→ AIM OF THE TASK:
Copy out all of the material exactly.

→ MATERIAL:
========

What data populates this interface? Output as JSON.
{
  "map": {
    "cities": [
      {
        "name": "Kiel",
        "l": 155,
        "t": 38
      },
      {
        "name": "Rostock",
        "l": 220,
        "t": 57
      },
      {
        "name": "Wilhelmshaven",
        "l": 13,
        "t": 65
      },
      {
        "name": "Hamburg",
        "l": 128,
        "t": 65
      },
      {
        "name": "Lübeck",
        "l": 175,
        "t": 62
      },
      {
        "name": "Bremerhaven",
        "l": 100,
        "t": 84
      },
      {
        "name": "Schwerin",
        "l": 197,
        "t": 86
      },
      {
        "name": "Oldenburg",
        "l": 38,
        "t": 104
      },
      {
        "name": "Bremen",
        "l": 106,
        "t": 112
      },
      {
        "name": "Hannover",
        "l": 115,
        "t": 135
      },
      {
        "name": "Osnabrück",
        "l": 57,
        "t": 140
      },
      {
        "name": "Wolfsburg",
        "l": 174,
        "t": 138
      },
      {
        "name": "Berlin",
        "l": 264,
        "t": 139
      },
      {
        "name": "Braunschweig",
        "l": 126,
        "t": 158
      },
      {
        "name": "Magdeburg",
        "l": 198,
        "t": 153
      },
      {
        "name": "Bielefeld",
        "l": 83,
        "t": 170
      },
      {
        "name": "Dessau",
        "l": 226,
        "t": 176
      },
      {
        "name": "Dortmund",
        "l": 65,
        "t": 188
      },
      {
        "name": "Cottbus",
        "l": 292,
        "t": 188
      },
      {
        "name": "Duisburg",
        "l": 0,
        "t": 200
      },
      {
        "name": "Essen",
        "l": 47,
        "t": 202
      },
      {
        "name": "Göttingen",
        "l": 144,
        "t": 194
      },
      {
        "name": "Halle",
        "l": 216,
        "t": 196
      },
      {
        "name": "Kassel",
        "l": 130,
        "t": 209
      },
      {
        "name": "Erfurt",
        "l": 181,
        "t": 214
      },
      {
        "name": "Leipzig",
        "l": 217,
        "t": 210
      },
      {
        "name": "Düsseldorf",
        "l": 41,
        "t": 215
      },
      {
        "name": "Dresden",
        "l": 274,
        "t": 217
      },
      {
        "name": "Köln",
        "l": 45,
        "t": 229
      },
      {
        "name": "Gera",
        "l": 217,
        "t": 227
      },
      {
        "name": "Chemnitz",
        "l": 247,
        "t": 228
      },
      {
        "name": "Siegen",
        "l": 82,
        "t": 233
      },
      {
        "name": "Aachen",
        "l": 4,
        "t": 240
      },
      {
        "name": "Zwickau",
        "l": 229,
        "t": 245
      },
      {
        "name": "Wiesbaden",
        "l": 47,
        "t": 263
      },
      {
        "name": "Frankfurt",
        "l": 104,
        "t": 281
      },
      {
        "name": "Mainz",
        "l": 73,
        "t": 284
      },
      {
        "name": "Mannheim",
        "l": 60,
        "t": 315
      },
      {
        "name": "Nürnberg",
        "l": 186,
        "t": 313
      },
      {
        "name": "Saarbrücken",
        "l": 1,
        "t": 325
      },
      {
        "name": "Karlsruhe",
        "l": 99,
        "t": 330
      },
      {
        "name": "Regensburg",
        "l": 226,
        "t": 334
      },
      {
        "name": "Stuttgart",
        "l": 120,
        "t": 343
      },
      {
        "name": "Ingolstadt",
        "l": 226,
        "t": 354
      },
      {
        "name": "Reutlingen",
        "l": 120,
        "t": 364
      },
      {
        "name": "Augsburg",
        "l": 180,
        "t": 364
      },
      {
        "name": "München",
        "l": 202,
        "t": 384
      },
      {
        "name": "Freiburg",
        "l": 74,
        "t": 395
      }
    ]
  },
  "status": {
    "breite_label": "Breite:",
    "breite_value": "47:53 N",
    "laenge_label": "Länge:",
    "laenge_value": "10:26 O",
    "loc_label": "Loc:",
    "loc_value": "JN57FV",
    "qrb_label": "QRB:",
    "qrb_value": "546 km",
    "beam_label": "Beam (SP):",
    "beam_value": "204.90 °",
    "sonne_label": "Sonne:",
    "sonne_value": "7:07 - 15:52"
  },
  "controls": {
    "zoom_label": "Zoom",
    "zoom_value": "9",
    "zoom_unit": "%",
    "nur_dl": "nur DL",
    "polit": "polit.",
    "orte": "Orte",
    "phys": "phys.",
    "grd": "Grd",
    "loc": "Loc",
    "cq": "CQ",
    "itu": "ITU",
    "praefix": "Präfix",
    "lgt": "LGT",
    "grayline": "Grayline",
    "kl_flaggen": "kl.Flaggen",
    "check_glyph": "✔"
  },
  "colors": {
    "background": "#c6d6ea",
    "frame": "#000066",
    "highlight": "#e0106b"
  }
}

========

→ EXERCISE SOLUTION:
What data populates this interface? Output as JSON.
{
  "map": {
    "cities": [
      {
        "name": "Kiel",
        "l": 155,
        "t": 38
      },
      {
        "name": "Rostock",
        "l": 220,
        "t": 57
      },
      {
        "name": "Wilhelmshaven",
        "l": 13,
        "t": 65
      },
      {
        "name": "Hamburg",
        "l": 128,
        "t": 65
      },
      {
        "name": "Lübeck",
        "l": 175,
        "t": 62
      },
      {
        "name": "Bremerhaven",
        "l": 100,
        "t": 84
      },
      {
        "name": "Schwerin",
        "l": 197,
        "t": 86
      },
      {
        "name": "Oldenburg",
        "l": 38,
        "t": 104
      },
      {
        "name": "Bremen",
        "l": 106,
        "t": 112
      },
      {
        "name": "Hannover",
        "l": 115,
        "t": 135
      },
      {
        "name": "Osnabrück",
        "l": 57,
        "t": 140
      },
      {
        "name": "Wolfsburg",
        "l": 174,
        "t": 138
      },
      {
        "name": "Berlin",
        "l": 264,
        "t": 139
      },
      {
        "name": "Braunschweig",
        "l": 126,
        "t": 158
      },
      {
        "name": "Magdeburg",
        "l": 198,
        "t": 153
      },
      {
        "name": "Bielefeld",
        "l": 83,
        "t": 170
      },
      {
        "name": "Dessau",
        "l": 226,
        "t": 176
      },
      {
        "name": "Dortmund",
        "l": 65,
        "t": 188
      },
      {
        "name": "Cottbus",
        "l": 292,
        "t": 188
      },
      {
        "name": "Duisburg",
        "l": 0,
        "t": 200
      },
      {
        "name": "Essen",
        "l": 47,
        "t": 202
      },
      {
        "name": "Göttingen",
        "l": 144,
        "t": 194
      },
      {
        "name": "Halle",
        "l": 216,
        "t": 196
      },
      {
        "name": "Kassel",
        "l": 130,
        "t": 209
      },
      {
        "name": "Erfurt",
        "l": 181,
        "t": 214
      },
      {
        "name": "Leipzig",
        "l": 217,
        "t": 210
      },
      {
        "name": "Düsseldorf",
        "l": 41,
        "t": 215
      },
      {
        "name": "Dresden",
        "l": 274,
        "t": 217
      },
      {
        "name": "Köln",
        "l": 45,
        "t": 229
      },
      {
        "name": "Gera",
        "l": 217,
        "t": 227
      },
      {
        "name": "Chemnitz",
        "l": 247,
        "t": 228
      },
      {
        "name": "Siegen",
        "l": 82,
        "t": 233
      },
      {
        "name": "Aachen",
        "l": 4,
        "t": 240
      },
      {
        "name": "Zwickau",
        "l": 229,
        "t": 245
      },
      {
        "name": "Wiesbaden",
        "l": 47,
        "t": 263
      },
      {
        "name": "Frankfurt",
        "l": 104,
        "t": 281
      },
      {
        "name": "Mainz",
        "l": 73,
        "t": 284
      },
      {
        "name": "Mannheim",
        "l": 60,
        "t": 315
      },
      {
        "name": "Nürnberg",
        "l": 186,
        "t": 313
      },
      {
        "name": "Saarbrücken",
        "l": 1,
        "t": 325
      },
      {
        "name": "Karlsruhe",
        "l": 99,
        "t": 330
      },
      {
        "name": "Regensburg",
        "l": 226,
        "t": 334
      },
      {
        "name": "Stuttgart",
        "l": 120,
        "t": 343
      },
      {
        "name": "Ingolstadt",
        "l": 226,
        "t": 354
      },
      {
        "name": "Reutlingen",
        "l": 120,
        "t": 364
      },
      {
        "name": "Augsburg",
        "l": 180,
        "t": 364
      },
      {
        "name": "München",
        "l": 202,
        "t": 384
      },
      {
        "name": "Freiburg",
        "l": 74,
        "t": 395
      }
    ]
  },
  "status": {
    "breite_label": "Breite:",
    "breite_value": "47:53 N",
    "laenge_label": "Länge:",
    "laenge_value": "10:26 O",
    "loc_label": "Loc:",
    "loc_value": "JN57FV",
    "qrb_label": "QRB:",
    "qrb_value": "546 km",
    "beam_label": "Beam (SP):",
    "beam_value": "204.90 °",
    "sonne_label": "Sonne:",
    "sonne_value": "7:07 - 15:52"
  },
  "controls": {
    "zoom_label": "Zoom",
    "zoom_value": "9",
    "zoom_unit": "%",
    "nur_dl": "nur DL",
    "polit": "polit.",
    "orte": "Orte",
    "phys": "phys.",
    "grd": "Grd",
    "loc": "Loc",
    "cq": "CQ",
    "itu": "ITU",
    "praefix": "Präfix",
    "lgt": "LGT",
    "grayline": "Grayline",
    "kl_flaggen": "kl.Flaggen",
    "check_glyph": "✔"
  },
  "colors": {
    "background": "#c6d6ea",
    "frame": "#000066",
    "highlight": "#e0106b"
  }
}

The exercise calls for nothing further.